### WHAT IS BEING ASKED
Each line that holds the word "this" should be returned.

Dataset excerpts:
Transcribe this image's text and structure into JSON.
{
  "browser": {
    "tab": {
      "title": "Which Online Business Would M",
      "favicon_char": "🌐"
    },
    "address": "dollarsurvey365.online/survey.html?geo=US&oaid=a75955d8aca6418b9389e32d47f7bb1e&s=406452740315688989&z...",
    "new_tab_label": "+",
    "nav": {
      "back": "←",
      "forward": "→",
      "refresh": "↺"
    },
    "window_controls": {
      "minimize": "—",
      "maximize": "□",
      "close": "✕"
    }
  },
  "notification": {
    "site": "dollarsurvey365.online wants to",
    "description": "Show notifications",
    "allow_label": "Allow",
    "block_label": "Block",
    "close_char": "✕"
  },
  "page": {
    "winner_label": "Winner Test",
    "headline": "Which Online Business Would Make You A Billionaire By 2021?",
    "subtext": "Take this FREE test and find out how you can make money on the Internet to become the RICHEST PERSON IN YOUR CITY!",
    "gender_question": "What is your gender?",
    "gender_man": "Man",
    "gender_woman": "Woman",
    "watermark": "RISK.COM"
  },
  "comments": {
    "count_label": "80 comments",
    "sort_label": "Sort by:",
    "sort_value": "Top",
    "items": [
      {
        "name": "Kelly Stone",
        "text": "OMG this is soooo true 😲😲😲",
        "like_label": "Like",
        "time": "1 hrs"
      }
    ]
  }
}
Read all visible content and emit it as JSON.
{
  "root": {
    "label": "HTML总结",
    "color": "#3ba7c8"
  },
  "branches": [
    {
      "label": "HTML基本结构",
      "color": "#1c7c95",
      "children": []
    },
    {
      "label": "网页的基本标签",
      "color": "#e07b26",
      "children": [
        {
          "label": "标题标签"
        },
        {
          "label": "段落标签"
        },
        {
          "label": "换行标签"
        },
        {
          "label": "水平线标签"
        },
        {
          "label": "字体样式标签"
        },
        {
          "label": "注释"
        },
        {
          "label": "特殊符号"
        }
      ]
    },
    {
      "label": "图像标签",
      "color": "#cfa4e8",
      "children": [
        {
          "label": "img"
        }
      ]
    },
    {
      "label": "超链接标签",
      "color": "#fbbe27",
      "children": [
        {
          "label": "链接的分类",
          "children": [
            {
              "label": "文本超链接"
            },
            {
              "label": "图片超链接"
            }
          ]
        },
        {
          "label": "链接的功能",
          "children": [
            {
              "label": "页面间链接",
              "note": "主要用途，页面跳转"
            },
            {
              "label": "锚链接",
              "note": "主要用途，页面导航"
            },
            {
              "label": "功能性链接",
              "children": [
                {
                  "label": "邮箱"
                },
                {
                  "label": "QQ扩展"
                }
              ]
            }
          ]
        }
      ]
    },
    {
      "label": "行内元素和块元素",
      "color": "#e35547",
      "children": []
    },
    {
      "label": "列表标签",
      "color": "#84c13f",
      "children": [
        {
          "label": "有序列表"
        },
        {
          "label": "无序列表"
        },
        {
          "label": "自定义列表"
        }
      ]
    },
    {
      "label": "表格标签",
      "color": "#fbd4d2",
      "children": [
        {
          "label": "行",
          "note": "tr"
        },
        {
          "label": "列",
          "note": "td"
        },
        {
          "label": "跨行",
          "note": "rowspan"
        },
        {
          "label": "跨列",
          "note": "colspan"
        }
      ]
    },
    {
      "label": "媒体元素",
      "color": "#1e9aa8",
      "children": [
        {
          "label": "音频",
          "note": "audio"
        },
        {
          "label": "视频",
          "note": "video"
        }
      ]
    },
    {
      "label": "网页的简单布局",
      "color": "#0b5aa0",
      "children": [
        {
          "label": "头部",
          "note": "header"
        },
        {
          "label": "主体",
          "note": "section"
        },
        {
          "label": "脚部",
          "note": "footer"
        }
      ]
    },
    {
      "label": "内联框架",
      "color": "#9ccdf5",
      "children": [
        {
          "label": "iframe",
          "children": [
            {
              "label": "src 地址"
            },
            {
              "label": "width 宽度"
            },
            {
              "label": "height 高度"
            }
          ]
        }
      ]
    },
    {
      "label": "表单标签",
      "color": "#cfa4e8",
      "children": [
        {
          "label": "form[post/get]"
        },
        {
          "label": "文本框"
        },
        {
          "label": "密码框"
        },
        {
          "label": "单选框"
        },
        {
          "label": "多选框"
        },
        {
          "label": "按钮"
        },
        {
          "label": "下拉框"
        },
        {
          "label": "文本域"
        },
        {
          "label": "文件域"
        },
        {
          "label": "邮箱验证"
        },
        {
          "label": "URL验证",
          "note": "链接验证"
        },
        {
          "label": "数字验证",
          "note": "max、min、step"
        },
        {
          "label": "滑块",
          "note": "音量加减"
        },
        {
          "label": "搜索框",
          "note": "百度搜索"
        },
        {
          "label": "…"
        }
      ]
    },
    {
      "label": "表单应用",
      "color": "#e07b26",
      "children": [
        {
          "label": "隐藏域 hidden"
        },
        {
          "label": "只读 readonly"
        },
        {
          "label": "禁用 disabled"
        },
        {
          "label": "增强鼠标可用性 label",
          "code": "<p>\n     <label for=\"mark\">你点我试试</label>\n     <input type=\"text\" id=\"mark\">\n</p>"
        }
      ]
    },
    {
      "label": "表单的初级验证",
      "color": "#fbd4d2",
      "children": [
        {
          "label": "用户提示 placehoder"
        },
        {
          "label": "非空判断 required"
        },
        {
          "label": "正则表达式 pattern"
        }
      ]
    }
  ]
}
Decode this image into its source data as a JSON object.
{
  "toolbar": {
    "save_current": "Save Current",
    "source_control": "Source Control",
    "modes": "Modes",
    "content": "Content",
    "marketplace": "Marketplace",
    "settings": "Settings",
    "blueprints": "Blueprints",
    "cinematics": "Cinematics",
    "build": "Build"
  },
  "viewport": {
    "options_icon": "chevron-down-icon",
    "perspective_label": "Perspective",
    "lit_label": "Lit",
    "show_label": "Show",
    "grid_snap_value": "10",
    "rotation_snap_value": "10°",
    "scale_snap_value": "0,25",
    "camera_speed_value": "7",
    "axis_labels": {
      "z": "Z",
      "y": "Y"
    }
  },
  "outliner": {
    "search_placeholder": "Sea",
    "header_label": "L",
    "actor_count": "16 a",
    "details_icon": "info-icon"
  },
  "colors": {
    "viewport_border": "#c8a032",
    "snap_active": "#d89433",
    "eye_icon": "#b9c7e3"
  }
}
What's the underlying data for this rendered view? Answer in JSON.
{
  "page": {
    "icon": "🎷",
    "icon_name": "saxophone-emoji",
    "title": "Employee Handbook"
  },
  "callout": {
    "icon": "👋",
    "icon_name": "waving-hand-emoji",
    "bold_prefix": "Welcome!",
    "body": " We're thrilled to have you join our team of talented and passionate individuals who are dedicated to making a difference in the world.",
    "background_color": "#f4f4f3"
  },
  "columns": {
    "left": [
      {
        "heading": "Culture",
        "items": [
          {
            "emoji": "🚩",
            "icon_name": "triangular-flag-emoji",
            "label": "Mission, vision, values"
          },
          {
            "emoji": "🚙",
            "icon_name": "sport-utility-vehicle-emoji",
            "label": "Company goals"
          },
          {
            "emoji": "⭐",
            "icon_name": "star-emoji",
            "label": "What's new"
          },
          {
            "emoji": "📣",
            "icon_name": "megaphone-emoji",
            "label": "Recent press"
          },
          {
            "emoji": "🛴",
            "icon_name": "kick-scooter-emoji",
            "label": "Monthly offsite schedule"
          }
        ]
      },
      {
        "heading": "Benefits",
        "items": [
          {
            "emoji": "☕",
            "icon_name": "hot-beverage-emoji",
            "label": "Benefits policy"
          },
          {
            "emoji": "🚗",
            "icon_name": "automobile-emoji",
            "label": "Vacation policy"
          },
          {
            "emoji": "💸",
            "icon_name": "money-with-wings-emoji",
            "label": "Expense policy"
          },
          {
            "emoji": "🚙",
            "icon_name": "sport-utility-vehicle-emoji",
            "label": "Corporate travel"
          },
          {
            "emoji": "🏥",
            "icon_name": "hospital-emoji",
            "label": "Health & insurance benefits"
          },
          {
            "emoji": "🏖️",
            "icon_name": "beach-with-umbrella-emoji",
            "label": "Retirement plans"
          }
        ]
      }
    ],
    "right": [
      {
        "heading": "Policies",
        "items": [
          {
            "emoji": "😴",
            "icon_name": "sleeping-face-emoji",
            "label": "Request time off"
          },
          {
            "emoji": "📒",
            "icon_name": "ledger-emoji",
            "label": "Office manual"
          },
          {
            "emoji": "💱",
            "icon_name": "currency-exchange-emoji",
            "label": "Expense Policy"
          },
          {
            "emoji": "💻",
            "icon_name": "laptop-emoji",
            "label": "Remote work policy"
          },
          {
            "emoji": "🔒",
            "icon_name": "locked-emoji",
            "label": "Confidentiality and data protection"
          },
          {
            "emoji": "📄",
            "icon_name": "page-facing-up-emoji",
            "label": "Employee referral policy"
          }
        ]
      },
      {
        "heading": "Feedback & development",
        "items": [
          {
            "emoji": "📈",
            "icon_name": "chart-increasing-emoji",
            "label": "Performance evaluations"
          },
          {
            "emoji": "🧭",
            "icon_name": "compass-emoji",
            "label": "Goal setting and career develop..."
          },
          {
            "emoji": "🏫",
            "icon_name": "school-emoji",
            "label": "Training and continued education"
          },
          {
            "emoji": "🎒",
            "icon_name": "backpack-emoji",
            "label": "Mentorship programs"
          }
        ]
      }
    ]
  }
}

### EXERCISE ANSWER
Transcribe this image's text and structure into JSON.
    "subtext": "Take this FREE test and find out how you can make money on the Internet to become the RICHEST PERSON IN YOUR CITY!",
        "text": "OMG this is soooo true 😲😲😲",
Decode this image into its source data as a JSON object.
What's the underlying data for this rendered view? Answer in JSON.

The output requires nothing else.